Print the lines below word for word, beginning with the first one and stopping after the line that contains "107, 478, 235]", with both end lines included.

MATERIALS PROVIDED ::
↓↓↓
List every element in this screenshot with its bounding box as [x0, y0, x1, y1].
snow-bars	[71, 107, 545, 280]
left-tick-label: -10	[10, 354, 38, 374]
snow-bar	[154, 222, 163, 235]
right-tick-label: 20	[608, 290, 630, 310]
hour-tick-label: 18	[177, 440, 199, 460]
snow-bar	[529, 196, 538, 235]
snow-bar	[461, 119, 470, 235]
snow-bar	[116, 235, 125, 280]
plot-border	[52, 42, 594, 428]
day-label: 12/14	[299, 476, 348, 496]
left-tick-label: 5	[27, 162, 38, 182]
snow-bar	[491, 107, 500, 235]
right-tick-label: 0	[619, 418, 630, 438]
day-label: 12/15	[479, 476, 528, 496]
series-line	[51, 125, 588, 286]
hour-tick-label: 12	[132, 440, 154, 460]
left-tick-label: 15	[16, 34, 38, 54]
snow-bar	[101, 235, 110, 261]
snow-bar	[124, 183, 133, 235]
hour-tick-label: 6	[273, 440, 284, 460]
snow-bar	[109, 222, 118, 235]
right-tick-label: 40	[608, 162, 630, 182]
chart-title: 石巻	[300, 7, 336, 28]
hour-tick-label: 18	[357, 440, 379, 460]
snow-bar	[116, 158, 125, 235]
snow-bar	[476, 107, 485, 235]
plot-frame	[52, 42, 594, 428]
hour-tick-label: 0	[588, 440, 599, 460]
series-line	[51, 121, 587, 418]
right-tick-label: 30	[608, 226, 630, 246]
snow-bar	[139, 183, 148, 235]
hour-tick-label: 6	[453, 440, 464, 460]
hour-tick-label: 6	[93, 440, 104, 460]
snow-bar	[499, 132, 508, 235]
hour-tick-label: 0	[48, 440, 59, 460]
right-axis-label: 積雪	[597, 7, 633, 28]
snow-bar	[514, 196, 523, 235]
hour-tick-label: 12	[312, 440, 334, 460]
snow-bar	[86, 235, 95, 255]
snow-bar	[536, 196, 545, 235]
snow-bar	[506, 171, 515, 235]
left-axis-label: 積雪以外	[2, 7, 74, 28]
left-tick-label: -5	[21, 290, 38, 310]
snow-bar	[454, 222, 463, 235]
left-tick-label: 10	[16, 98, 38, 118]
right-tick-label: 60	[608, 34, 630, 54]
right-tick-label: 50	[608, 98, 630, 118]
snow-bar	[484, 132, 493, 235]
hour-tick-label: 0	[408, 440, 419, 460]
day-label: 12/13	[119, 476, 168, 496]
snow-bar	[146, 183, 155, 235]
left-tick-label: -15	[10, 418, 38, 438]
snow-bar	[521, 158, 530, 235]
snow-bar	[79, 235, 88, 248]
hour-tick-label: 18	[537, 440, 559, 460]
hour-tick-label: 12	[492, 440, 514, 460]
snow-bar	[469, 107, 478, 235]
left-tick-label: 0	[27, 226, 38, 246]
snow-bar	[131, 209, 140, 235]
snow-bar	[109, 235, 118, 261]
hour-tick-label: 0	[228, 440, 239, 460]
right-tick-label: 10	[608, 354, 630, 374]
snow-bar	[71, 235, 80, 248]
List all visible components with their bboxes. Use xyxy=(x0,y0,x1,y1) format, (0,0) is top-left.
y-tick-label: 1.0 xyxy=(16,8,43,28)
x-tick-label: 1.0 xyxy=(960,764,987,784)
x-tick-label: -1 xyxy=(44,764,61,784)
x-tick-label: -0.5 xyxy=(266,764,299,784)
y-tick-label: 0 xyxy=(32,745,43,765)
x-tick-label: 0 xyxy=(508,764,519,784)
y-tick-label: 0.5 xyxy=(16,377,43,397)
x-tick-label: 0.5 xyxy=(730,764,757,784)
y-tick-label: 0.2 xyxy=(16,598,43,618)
↑↑↑
COMPLETED TASK ::
List every element in this screenshot with its bounding box as [x0, y0, x1, y1].
snow-bars	[71, 107, 545, 280]
left-tick-label: -10	[10, 354, 38, 374]
snow-bar	[154, 222, 163, 235]
right-tick-label: 20	[608, 290, 630, 310]
hour-tick-label: 18	[177, 440, 199, 460]
snow-bar	[529, 196, 538, 235]
snow-bar	[461, 119, 470, 235]
snow-bar	[116, 235, 125, 280]
plot-border	[52, 42, 594, 428]
day-label: 12/14	[299, 476, 348, 496]
left-tick-label: 5	[27, 162, 38, 182]
snow-bar	[491, 107, 500, 235]
right-tick-label: 0	[619, 418, 630, 438]
day-label: 12/15	[479, 476, 528, 496]
series-line	[51, 125, 588, 286]
hour-tick-label: 12	[132, 440, 154, 460]
left-tick-label: 15	[16, 34, 38, 54]
snow-bar	[101, 235, 110, 261]
snow-bar	[124, 183, 133, 235]
hour-tick-label: 6	[273, 440, 284, 460]
snow-bar	[109, 222, 118, 235]
right-tick-label: 40	[608, 162, 630, 182]
chart-title: 石巻	[300, 7, 336, 28]
hour-tick-label: 18	[357, 440, 379, 460]
snow-bar	[116, 158, 125, 235]
snow-bar	[476, 107, 485, 235]
plot-frame	[52, 42, 594, 428]
hour-tick-label: 0	[588, 440, 599, 460]
series-line	[51, 121, 587, 418]
right-tick-label: 30	[608, 226, 630, 246]
snow-bar	[139, 183, 148, 235]
hour-tick-label: 6	[453, 440, 464, 460]
hour-tick-label: 6	[93, 440, 104, 460]
snow-bar	[499, 132, 508, 235]
hour-tick-label: 0	[48, 440, 59, 460]
right-axis-label: 積雪	[597, 7, 633, 28]
snow-bar	[514, 196, 523, 235]
hour-tick-label: 12	[312, 440, 334, 460]
snow-bar	[86, 235, 95, 255]
snow-bar	[536, 196, 545, 235]
snow-bar	[506, 171, 515, 235]
left-axis-label: 積雪以外	[2, 7, 74, 28]
left-tick-label: -5	[21, 290, 38, 310]
snow-bar	[454, 222, 463, 235]
left-tick-label: 10	[16, 98, 38, 118]
right-tick-label: 60	[608, 34, 630, 54]
right-tick-label: 50	[608, 98, 630, 118]
snow-bar	[484, 132, 493, 235]
hour-tick-label: 0	[408, 440, 419, 460]
day-label: 12/13	[119, 476, 168, 496]
snow-bar	[146, 183, 155, 235]
left-tick-label: -15	[10, 418, 38, 438]
snow-bar	[521, 158, 530, 235]
snow-bar	[79, 235, 88, 248]
hour-tick-label: 18	[537, 440, 559, 460]
hour-tick-label: 12	[492, 440, 514, 460]
snow-bar	[469, 107, 478, 235]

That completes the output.